**Stored data**.
....................

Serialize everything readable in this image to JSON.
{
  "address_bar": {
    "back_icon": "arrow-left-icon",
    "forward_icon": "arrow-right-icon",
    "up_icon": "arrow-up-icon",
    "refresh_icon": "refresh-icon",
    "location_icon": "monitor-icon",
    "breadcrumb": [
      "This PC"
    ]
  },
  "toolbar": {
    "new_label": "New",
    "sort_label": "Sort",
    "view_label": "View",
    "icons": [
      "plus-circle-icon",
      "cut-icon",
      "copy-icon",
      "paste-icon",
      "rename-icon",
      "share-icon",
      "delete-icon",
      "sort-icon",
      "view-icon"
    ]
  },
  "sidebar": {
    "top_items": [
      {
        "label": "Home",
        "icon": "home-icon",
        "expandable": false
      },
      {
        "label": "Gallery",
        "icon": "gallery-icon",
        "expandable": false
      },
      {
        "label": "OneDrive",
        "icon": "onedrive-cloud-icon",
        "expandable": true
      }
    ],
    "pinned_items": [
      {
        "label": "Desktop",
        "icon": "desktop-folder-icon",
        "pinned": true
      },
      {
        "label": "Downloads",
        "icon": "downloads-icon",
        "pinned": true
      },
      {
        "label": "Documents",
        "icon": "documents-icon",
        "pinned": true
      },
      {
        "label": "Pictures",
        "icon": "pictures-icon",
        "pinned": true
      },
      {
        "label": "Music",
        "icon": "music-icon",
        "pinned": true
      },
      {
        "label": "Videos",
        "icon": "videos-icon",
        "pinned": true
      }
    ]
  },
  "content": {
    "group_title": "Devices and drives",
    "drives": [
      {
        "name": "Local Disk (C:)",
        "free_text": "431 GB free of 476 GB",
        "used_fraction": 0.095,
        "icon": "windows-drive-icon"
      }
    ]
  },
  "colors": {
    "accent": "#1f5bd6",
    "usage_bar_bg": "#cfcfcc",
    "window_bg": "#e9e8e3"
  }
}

....................

**The task**.
Go through the entries and return each line where the word "drives" appears.

**Task output**.
    "group_title": "Devices and drives",
    "drives": [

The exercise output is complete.